* Text block
##########

Speaker 4:If that makes sense, yeah, absolutely so. It helps to know a bit about the brain and the areas of the brain that are impacted by dementia. So often, when we are talking about the diseases that result in dementia, we're talking about damage to the front parts of our brain. So those higher level cognitive processes, you know, the ability to think through reason, through plan, those kinds of things those are primarily what's affected by dementia. And at the back of our brain is our reptilian brain. That's where our fight flight freeze system sits. Okay, so it, it's there and it's very. It's called the reptilian brain If you do much reading about it, and it it's the brain that you need your. You need your frontal part of your brain in order to calm down that back part. Okay, so that back part is there's a lion in the building, and then you're the front parts of your brain to you know, put it very simply, say no, there's not actually a lion, you are safe. But if those front parts are damaged, the ability for that person to say to their reptilian brain, no, there's no lion here is impaired, and so they need someone who will stand alongside of them and be that, be that piece and I think that's the connection I see with my son who lives with fetal alcohol spectrum disorder. We often talk about. My son is needing someone called an external brain to help him make safe choices, and he'll often say I, he's five, I need you to help him make safe choices, and he'll often say he's five, I need you to help me make good choices. He'll say that and he recognizes that because his threat response is so activated all of the time and he's unable to intervene himself. And so often what people need and I heard this over and over in the interviews I did with acute care nurses is that there was that one nurse who was able to access whatever needed to be done, that one nurse that when they came on you just thought, okay, it's going to be okay, that person can handle this. And so that co-regulation piece, that ability to signal to someone that they are safe when their brains, because of the damage that is caused by the diseases that cause dementia, is unable to do it for themselves. So they need an external brain of sorts to say, hey, things are okay. And there's some great research in polyvagal theory. If anyone is ever interested, stephen Porges is great and his emerging research is really profound, but some of the approaches that he suggests.

##########

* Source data
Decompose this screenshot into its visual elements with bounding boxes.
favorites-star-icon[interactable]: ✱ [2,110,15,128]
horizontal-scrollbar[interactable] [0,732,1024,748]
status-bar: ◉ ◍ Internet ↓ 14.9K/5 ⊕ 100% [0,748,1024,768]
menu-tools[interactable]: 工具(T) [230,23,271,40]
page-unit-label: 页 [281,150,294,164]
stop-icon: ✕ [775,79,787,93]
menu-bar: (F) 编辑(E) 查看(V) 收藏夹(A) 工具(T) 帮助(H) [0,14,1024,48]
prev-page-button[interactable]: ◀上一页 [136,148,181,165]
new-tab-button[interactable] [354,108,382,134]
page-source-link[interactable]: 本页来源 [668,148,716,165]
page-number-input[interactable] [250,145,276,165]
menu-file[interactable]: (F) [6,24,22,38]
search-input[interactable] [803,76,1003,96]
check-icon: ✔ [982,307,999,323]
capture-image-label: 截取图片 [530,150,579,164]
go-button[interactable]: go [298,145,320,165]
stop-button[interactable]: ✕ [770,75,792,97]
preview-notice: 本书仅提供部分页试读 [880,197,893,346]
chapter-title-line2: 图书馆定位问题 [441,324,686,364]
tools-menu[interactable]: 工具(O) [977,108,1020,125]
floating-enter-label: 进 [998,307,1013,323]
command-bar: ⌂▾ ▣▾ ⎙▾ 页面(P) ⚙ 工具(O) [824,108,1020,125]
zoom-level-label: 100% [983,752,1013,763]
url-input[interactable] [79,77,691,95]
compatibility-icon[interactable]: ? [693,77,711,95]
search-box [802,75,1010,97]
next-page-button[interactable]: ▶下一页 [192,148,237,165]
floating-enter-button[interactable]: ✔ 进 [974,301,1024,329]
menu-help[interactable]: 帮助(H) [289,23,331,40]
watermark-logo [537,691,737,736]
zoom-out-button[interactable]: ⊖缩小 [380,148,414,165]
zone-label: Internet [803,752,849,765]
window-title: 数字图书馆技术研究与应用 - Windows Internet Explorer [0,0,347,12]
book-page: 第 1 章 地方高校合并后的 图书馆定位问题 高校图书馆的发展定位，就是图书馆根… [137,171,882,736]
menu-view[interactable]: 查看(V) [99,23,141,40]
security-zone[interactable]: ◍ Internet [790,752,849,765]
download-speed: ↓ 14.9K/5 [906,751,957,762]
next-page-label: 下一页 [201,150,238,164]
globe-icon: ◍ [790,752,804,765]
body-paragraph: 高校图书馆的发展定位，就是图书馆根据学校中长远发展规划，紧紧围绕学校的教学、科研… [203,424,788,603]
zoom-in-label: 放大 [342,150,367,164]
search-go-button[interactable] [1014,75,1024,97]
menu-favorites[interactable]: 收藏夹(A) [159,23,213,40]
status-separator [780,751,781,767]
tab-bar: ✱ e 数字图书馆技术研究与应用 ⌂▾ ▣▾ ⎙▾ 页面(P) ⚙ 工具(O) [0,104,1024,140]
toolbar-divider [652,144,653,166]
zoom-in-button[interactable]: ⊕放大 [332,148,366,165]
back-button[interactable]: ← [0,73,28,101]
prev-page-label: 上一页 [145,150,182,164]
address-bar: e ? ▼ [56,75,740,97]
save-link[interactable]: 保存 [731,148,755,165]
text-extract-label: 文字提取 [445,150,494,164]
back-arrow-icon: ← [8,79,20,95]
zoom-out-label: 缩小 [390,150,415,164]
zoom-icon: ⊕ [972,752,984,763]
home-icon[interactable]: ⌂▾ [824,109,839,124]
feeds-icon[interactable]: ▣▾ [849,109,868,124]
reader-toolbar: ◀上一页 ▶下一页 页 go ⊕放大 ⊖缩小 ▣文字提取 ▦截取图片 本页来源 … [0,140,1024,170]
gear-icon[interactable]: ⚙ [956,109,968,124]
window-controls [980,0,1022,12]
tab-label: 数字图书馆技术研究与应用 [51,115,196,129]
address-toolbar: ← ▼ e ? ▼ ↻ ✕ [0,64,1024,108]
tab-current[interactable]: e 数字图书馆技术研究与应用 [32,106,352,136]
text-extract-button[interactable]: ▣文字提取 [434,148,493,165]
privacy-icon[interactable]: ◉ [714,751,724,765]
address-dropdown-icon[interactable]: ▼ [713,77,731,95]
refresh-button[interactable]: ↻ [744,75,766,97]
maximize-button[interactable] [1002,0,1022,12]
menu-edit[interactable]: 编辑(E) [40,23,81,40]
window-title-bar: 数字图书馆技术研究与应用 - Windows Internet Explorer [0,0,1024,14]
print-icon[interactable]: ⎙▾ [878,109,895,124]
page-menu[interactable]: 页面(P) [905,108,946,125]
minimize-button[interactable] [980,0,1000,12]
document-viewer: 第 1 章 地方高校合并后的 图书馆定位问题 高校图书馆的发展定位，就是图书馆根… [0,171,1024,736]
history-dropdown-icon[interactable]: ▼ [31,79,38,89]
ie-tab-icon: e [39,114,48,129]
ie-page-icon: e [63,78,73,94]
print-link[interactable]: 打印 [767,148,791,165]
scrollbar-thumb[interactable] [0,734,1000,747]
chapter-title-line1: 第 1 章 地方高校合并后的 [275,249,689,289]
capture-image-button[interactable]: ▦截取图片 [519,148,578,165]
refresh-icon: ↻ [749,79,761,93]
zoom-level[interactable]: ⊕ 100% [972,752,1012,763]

##########

* About this task
Continue the interview passage on dementia and the brain, picking up after its final sentence.

* Expected answer
Speaker 4:Because when we're signaling to our reptilian brain, we're not signaling in the same way as we're signaling to our front brain. We're not saying you are safe, because the reptilian brain doesn't understand that language. The reptilian brain is a reptile. It needs you to signal those things with your body, with your face, with what you do and how you move through space. It doesn't respond to reason, and so when we're signaling with our bodies to people that they're safe, there are a few things that we can do. So Stephen Porges has found that when we ourselves are activated, so as caregivers, we're in that what are we going to do? I don't know. I don't know how to approach this kind of place.
Speaker 4:When we're activated, the area around our eyes loses movement.
Speaker 4:We stop moving our eyebrows, it becomes a very static place in our face, and so a practical tip, which just sounds very I know it sounds very out there but a practical tip if you're feeling activated in the presence of someone who's living with dementia is to move your eyebrows.
Speaker 4:Intentionally move your eyebrows and signal to the person, because it will signal to their reptilian brain oh, this person is in a threat, they have the ability to control the part of the face that becomes uncontrollable when they're activated, and so that's one simple way that we can signal to that reptile that they're safe.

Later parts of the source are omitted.